# Task brief
Every line below that contains "label" is to be copied.

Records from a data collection
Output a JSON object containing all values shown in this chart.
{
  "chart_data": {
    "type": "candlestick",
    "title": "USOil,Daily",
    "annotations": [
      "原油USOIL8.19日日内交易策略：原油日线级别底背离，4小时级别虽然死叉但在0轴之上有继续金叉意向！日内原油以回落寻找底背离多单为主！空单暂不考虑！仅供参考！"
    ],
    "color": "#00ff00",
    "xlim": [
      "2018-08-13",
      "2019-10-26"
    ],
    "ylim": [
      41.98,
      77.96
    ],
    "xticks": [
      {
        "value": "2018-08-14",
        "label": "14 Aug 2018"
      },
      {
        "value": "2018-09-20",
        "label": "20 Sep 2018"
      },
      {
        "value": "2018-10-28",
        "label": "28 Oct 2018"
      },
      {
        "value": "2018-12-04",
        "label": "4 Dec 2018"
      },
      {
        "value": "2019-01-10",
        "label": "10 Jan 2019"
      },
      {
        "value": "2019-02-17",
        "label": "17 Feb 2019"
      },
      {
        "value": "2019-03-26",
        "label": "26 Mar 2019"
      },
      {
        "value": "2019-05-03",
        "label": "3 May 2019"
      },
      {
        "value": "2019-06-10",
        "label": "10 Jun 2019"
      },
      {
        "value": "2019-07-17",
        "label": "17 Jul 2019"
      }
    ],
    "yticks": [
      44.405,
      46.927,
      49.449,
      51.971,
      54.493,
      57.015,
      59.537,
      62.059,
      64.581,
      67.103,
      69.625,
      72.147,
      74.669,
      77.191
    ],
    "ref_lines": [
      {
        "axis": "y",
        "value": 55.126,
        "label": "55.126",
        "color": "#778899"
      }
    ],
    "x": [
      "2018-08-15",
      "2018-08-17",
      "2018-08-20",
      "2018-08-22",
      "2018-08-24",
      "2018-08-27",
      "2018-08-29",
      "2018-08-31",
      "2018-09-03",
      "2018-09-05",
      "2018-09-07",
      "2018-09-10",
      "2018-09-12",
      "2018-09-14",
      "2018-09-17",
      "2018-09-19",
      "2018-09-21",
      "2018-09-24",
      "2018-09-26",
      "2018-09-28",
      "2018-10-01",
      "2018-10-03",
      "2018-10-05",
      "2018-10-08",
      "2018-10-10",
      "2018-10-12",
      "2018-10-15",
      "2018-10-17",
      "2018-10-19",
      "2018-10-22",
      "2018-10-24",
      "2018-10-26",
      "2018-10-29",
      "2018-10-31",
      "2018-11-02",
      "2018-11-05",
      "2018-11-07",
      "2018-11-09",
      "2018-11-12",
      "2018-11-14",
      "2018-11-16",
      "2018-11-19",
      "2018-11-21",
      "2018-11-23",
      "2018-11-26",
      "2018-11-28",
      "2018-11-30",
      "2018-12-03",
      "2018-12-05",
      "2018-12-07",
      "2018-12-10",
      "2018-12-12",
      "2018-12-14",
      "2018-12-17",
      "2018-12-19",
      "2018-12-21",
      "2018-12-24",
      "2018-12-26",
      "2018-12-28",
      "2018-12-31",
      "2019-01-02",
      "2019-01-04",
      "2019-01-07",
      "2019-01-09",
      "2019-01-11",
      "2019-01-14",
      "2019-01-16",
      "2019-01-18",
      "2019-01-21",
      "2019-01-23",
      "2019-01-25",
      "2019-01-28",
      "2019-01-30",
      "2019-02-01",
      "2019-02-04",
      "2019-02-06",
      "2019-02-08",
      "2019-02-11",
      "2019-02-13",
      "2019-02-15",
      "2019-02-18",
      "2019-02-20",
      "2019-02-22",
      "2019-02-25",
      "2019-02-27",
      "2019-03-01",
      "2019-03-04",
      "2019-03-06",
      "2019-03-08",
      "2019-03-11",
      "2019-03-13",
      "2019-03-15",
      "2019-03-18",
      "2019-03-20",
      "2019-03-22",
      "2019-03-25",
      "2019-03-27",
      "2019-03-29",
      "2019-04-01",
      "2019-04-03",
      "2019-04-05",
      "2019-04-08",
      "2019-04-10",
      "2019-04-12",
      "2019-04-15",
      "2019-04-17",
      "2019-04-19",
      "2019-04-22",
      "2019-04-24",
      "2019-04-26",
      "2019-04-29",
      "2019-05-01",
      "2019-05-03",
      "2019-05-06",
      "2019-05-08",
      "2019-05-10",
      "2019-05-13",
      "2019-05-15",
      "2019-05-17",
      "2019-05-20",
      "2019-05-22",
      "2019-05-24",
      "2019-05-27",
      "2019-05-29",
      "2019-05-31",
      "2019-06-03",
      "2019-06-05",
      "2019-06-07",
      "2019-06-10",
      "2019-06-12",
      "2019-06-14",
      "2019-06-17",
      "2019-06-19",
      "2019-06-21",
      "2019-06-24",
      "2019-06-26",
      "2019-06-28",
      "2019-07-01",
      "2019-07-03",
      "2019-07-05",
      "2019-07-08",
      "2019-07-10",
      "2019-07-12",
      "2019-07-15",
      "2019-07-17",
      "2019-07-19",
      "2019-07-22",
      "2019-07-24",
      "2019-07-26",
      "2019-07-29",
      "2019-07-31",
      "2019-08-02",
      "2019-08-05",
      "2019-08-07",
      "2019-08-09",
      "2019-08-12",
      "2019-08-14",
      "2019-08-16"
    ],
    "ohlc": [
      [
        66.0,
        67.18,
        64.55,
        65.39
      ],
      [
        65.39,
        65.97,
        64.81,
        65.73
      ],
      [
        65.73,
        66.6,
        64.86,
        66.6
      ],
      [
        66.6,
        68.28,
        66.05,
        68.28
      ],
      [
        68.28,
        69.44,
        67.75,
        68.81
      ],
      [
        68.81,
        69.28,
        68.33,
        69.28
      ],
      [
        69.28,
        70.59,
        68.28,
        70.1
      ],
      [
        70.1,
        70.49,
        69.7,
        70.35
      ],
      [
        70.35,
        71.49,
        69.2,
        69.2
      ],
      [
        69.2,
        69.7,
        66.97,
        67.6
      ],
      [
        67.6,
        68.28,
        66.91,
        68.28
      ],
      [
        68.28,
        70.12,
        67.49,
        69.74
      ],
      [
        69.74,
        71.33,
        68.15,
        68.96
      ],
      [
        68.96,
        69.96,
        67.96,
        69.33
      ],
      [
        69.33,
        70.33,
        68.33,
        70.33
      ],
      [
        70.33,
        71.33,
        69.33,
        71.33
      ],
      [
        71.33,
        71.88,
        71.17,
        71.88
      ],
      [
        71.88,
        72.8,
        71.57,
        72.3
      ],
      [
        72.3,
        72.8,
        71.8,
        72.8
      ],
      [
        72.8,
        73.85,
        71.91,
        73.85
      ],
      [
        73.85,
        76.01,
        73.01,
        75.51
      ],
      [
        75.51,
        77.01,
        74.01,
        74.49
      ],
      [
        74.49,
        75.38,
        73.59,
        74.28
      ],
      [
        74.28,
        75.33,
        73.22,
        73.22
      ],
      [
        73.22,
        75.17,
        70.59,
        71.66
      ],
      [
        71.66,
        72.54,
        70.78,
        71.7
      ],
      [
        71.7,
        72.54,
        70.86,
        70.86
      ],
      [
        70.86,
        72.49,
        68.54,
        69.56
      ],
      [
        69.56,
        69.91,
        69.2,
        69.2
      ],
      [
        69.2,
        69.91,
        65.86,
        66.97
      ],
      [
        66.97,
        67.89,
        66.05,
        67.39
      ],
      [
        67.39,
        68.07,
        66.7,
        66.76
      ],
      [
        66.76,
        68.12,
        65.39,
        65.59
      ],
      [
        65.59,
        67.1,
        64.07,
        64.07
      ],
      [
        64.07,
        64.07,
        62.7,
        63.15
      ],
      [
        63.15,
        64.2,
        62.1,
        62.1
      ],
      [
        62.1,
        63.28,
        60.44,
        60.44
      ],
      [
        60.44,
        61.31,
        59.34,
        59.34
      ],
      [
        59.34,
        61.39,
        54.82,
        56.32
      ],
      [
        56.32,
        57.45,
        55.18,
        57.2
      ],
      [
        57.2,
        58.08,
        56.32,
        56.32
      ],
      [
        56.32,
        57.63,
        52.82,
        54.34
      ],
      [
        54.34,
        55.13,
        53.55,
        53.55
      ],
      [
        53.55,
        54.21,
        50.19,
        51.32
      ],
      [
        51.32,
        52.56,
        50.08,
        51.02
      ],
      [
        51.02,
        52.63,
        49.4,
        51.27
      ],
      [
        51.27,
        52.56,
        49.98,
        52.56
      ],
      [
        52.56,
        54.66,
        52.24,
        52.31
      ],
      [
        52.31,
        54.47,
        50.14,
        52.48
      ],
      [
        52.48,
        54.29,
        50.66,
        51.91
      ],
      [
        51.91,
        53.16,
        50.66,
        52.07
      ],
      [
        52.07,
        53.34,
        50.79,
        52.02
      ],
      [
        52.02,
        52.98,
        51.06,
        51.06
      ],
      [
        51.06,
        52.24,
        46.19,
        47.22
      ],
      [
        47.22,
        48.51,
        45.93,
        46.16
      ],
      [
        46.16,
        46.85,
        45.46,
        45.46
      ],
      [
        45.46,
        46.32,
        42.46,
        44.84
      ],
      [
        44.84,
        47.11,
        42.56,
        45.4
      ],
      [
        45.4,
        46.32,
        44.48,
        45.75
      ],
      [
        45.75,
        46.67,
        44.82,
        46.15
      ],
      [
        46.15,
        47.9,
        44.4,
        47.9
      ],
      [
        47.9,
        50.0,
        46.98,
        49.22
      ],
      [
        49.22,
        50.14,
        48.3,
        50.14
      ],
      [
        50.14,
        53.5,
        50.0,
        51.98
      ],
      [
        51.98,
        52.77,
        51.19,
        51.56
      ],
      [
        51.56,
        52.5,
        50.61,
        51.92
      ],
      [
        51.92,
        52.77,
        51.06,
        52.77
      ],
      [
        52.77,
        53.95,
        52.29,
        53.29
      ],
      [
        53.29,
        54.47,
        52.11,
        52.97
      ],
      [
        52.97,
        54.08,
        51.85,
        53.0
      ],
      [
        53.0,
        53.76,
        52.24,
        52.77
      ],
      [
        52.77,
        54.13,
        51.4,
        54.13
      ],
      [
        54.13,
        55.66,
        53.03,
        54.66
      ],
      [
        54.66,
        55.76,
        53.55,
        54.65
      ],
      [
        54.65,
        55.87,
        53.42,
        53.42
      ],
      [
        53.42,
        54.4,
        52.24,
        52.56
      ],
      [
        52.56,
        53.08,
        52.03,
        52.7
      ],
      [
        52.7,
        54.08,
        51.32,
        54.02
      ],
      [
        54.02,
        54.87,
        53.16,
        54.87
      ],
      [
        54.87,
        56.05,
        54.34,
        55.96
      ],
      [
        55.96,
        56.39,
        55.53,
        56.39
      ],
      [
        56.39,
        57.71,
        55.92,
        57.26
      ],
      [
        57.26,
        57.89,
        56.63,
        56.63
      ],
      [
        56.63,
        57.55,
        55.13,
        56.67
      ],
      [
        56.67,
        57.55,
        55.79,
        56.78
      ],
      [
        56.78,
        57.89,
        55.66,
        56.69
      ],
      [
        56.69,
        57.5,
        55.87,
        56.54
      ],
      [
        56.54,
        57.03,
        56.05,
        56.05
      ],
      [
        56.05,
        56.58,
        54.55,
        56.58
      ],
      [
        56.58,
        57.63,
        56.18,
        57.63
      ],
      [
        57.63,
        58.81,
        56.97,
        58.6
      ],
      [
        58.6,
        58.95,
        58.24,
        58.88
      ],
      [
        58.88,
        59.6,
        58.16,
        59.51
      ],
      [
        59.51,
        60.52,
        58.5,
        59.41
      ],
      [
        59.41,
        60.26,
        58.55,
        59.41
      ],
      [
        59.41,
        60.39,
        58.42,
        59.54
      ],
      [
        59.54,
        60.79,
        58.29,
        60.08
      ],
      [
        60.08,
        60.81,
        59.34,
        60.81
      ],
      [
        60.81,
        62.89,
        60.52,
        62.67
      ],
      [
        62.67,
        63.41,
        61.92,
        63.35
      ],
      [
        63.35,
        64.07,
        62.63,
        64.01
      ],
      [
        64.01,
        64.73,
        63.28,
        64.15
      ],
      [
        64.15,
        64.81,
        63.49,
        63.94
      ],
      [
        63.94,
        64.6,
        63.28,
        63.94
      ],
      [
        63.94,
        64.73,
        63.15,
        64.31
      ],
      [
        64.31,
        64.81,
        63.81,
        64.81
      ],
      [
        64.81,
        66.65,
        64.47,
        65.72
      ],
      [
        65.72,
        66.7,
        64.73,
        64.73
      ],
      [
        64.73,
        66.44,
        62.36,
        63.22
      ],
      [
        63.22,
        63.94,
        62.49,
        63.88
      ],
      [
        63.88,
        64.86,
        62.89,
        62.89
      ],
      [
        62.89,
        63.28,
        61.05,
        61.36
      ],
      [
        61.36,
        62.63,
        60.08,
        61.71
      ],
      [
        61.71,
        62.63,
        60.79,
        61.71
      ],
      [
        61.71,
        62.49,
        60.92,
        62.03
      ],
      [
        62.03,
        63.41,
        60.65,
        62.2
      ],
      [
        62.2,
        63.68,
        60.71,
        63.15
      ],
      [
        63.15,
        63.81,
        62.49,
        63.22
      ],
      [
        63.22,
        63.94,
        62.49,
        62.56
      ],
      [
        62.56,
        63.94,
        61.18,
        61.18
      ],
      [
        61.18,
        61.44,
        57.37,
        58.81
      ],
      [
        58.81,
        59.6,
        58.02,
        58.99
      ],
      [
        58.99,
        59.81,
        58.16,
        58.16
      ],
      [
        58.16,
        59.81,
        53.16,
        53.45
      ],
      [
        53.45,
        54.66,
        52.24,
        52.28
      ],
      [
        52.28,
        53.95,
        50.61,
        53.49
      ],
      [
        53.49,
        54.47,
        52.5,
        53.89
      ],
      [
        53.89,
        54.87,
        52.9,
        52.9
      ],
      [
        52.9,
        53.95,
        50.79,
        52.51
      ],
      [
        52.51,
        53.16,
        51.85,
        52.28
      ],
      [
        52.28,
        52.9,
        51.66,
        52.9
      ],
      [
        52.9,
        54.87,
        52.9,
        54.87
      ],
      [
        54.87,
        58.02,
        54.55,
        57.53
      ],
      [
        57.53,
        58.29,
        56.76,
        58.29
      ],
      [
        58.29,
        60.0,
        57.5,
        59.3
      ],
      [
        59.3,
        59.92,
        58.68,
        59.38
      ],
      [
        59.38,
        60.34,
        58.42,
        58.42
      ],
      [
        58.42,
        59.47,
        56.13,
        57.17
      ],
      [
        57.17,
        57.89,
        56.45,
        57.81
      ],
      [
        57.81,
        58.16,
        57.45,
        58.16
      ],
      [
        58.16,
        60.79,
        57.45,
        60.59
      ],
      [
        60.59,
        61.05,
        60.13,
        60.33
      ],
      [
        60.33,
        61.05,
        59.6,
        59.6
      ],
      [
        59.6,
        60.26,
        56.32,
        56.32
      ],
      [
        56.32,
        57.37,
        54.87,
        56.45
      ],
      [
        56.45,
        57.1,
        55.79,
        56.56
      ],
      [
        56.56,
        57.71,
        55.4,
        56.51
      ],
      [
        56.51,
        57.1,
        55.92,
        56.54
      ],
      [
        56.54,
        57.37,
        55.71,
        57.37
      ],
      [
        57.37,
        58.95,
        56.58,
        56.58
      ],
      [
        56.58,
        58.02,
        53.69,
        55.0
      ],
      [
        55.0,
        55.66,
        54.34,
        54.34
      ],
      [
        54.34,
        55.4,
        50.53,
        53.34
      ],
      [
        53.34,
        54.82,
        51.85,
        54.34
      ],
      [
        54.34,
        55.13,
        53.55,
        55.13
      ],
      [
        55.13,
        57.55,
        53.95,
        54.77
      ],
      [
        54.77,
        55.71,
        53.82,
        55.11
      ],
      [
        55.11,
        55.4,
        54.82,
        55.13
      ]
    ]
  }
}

# Exercise answer
        "label": "14 Aug 2018"
        "label": "20 Sep 2018"
        "label": "28 Oct 2018"
        "label": "4 Dec 2018"
        "label": "10 Jan 2019"
        "label": "17 Feb 2019"
        "label": "26 Mar 2019"
        "label": "3 May 2019"
        "label": "10 Jun 2019"
        "label": "17 Jul 2019"
        "label": "55.126",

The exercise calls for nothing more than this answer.